Haskell If Statement Condition

Question

This is my first time getting into the more "academic" programming languages. Coming from the land of Java/C, I'm having quite some issues with If statements in Haskell. It seems all the examples use a single argument, and a simple gt, ls, or eq for comparisons.

What I'm attempting to do is check if a function's argument is even or odd, then return a value based off that result. This is to speed up the calculation of an exponent, as:

n^k = (n^(k/2))^2 if k is even

n^k = n * n^(k-1) if k is odd

Here's what I have so far:

fastExp1 :: Integer -> Integer
fastExp1 x y =
    if y `mod` 2 = 1
        then x * x^(y-1)
    else if y `mod` 2 = 0
        then (x^(y/2))^2
    else 0

I've tried to build it using guarded equations, but I just can't seem to get my head around how to build it:

fastExp2 :: Integer -> Integer
fastExp2 x y | (x `mod` 1) = 0     = (x^(y/2))^2
             | (x `mod` 1) = 1     = x * x^(y-1)
· · · · · · ·
TO BE DONE
Retype the portion of the Haskell if-statement question that begins at the words "n^k = (n^(k/2))^2" and stops after "then x * x^(y-1)", without changing any characters.

GIVEN INFORMATION
· · · · · · ·
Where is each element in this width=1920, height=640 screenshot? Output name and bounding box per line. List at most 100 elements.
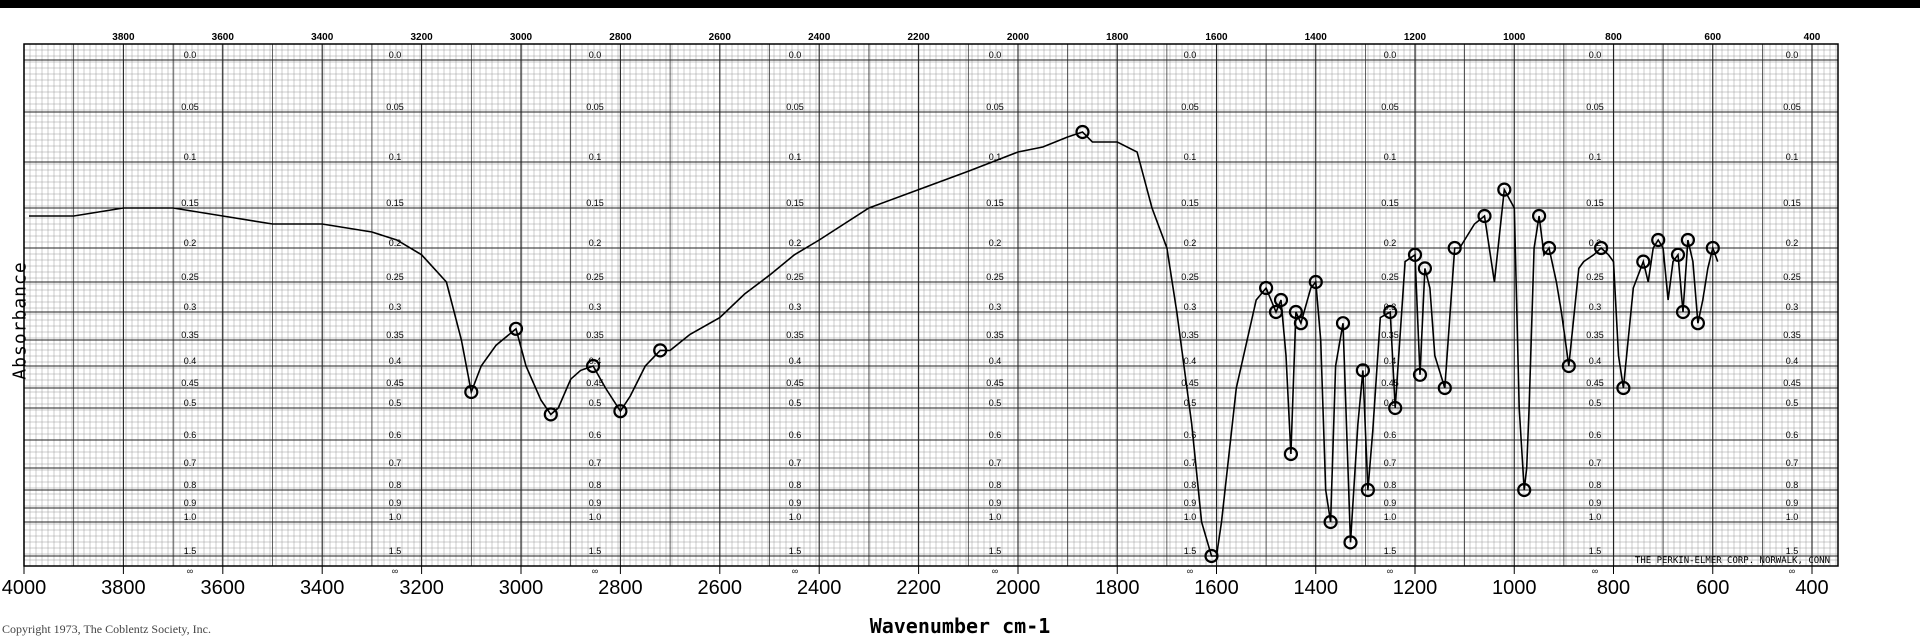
top-black-band [0, 0, 1920, 8]
absorbance-scale-label: 0.35 [1783, 330, 1801, 340]
absorbance-scale-label: 0.35 [181, 330, 199, 340]
absorbance-scale-label: 0.2 [1589, 238, 1602, 248]
absorbance-scale-label: 0.2 [1384, 238, 1397, 248]
x-tick-label: 3200 [399, 577, 444, 599]
x-tick-label: 1200 [1393, 577, 1438, 599]
absorbance-scale-label: 0.6 [1589, 430, 1602, 440]
absorbance-scale-label: 0.4 [389, 356, 402, 366]
peak-marker [1258, 280, 1274, 296]
absorbance-scale-label: 0.0 [589, 50, 602, 60]
absorbance-scale-label: 0.1 [789, 152, 802, 162]
peak-marker [1593, 240, 1609, 256]
absorbance-scale-label: 0.7 [1384, 458, 1397, 468]
absorbance-scale-label: ∞ [392, 566, 398, 576]
absorbance-scale-label: 0.2 [389, 238, 402, 248]
top-tick-labels: 3800 3600 3400 3200 3000 2800 2600 2400 2200 2000… [112, 32, 1821, 43]
top-tick-label: 2600 [709, 32, 732, 43]
absorbance-scale-label: 0.5 [589, 398, 602, 408]
y-axis-title: Absorbance [9, 261, 31, 380]
absorbance-scale-label: 0.7 [989, 458, 1002, 468]
x-tick-label: 1800 [1095, 577, 1140, 599]
absorbance-scale-label: 0.15 [1381, 198, 1399, 208]
absorbance-scale-label: 0.7 [1184, 458, 1197, 468]
absorbance-scale-label: 0.2 [589, 238, 602, 248]
absorbance-scale-label: 0.6 [789, 430, 802, 440]
x-tick-label: 1600 [1194, 577, 1239, 599]
absorbance-scale-label: 0.5 [1786, 398, 1799, 408]
peak-marker [1477, 208, 1492, 224]
absorbance-scale-label: 0.2 [789, 238, 802, 248]
peak-marker [1412, 367, 1428, 382]
absorbance-scale-label: 0.5 [184, 398, 197, 408]
absorbance-scale-label: 0.5 [1384, 398, 1397, 408]
absorbance-scale-label: 0.0 [1184, 50, 1197, 60]
absorbance-scale-label: 0.0 [789, 50, 802, 60]
absorbance-scale-label: 0.5 [989, 398, 1002, 408]
absorbance-scale-label: 0.6 [389, 430, 402, 440]
top-tick-label: 3600 [212, 32, 235, 43]
peak-marker [1675, 304, 1691, 320]
absorbance-scale-label: 0.35 [1381, 330, 1399, 340]
absorbance-scale-columns: 0.0 0.05 0.1 0.15 0.2 0.25 0.3 0.35 0.4 0.45 0.5 0.… [181, 50, 1801, 576]
absorbance-scale-label: 1.5 [1384, 546, 1397, 556]
peak-marker [1288, 304, 1304, 320]
peak-marker [508, 321, 524, 336]
absorbance-scale-label: 0.2 [989, 238, 1002, 248]
absorbance-scale-label: 0.8 [1786, 480, 1799, 490]
minor-grid [23, 43, 1838, 567]
absorbance-scale-label: ∞ [1187, 566, 1193, 576]
absorbance-scale-label: 1.0 [1786, 512, 1799, 522]
top-tick-label: 1600 [1205, 32, 1228, 43]
absorbance-scale-label: 0.0 [1589, 50, 1602, 60]
absorbance-scale-label: 0.3 [1786, 302, 1799, 312]
absorbance-scale-label: 0.35 [986, 330, 1004, 340]
absorbance-scale-label: ∞ [992, 566, 998, 576]
absorbance-scale-label: 0.8 [1589, 480, 1602, 490]
absorbance-scale-label: 0.0 [184, 50, 197, 60]
top-tick-label: 3400 [311, 32, 334, 43]
top-tick-label: 2200 [907, 32, 930, 43]
absorbance-scale-label: 0.5 [1184, 398, 1197, 408]
absorbance-scale-label: 0.05 [586, 102, 604, 112]
peak-marker [464, 384, 479, 400]
absorbance-scale-label: 0.3 [1184, 302, 1197, 312]
absorbance-scale-label: ∞ [792, 566, 798, 576]
absorbance-scale-label: 0.9 [989, 498, 1002, 508]
top-tick-label: 800 [1605, 32, 1622, 43]
absorbance-scale-label: 0.7 [1786, 458, 1799, 468]
absorbance-scale-label: 0.45 [1783, 378, 1801, 388]
top-tick-label: 3800 [112, 32, 135, 43]
absorbance-scale-label: 0.45 [1586, 378, 1604, 388]
absorbance-scale-label: 0.7 [1589, 458, 1602, 468]
absorbance-scale-label: 1.5 [789, 546, 802, 556]
absorbance-scale-label: 0.25 [1586, 272, 1604, 282]
peak-marker [1293, 316, 1309, 331]
top-tick-label: 600 [1704, 32, 1721, 43]
peak-marker [1497, 182, 1512, 197]
absorbance-scale-label: 0.1 [1589, 152, 1602, 162]
absorbance-scale-label: 0.45 [586, 378, 604, 388]
absorbance-scale-label: 0.7 [789, 458, 802, 468]
absorbance-scale-label: 0.45 [1381, 378, 1399, 388]
absorbance-scale-label: 0.35 [1181, 330, 1199, 340]
x-tick-label: 4000 [2, 577, 47, 599]
absorbance-scale-label: 0.3 [789, 302, 802, 312]
absorbance-scale-label: 0.05 [986, 102, 1004, 112]
absorbance-scale-label: 0.05 [1586, 102, 1604, 112]
absorbance-scale-label: 1.0 [1589, 512, 1602, 522]
peak-marker [1561, 358, 1576, 374]
top-tick-label: 1000 [1503, 32, 1526, 43]
absorbance-scale-label: 0.6 [989, 430, 1002, 440]
absorbance-scale-label: 0.8 [184, 480, 197, 490]
absorbance-scale-label: 0.9 [1184, 498, 1197, 508]
absorbance-scale-label: 0.1 [1184, 152, 1197, 162]
absorbance-scale-label: 0.1 [1384, 152, 1397, 162]
top-tick-label: 400 [1804, 32, 1821, 43]
absorbance-scale-label: 0.3 [589, 302, 602, 312]
absorbance-scale-label: ∞ [592, 566, 598, 576]
absorbance-scale-label: 0.45 [986, 378, 1004, 388]
absorbance-scale-label: 0.9 [1786, 498, 1799, 508]
absorbance-scale-label: 0.25 [181, 272, 199, 282]
absorbance-scale-label: 0.8 [789, 480, 802, 490]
· · · · · · ·
EXERCISE OUTPUT
n^k = (n^(k/2))^2 if k is even

n^k = n * n^(k-1) if k is odd

Here's what I have so far:

fastExp1 :: Integer -> Integer
fastExp1 x y =
    if y `mod` 2 = 1
        then x * x^(y-1)